A block of data:

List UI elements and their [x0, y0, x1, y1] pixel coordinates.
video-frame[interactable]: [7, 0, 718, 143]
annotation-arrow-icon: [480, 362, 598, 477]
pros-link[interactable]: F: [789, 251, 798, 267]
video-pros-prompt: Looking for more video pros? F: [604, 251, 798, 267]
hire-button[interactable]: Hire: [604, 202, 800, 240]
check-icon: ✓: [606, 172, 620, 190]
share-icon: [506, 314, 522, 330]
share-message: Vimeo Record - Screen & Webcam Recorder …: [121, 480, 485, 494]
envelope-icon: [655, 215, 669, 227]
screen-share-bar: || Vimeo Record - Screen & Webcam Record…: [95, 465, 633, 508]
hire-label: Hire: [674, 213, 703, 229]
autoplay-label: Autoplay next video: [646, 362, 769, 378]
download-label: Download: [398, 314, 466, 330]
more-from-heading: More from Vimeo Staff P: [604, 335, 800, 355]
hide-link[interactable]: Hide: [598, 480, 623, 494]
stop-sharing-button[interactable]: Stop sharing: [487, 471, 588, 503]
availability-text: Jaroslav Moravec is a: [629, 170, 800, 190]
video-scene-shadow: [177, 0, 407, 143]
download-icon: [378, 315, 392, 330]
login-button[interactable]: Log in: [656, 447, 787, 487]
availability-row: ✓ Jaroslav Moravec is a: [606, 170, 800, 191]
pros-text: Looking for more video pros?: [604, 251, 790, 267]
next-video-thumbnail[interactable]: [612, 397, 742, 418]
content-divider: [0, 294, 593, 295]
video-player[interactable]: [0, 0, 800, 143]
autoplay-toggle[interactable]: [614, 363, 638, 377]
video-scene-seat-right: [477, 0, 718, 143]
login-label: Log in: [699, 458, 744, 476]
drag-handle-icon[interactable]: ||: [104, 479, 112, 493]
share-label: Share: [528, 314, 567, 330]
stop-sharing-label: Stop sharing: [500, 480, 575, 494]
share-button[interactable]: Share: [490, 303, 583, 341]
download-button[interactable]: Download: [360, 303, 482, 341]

WORK TO BE COMPLETED: Pull out every line in the entries above that contains the string "scene", and copy each one unchanged.

RESPONSE:
video-scene-shadow: [177, 0, 407, 143]
video-scene-seat-right: [477, 0, 718, 143]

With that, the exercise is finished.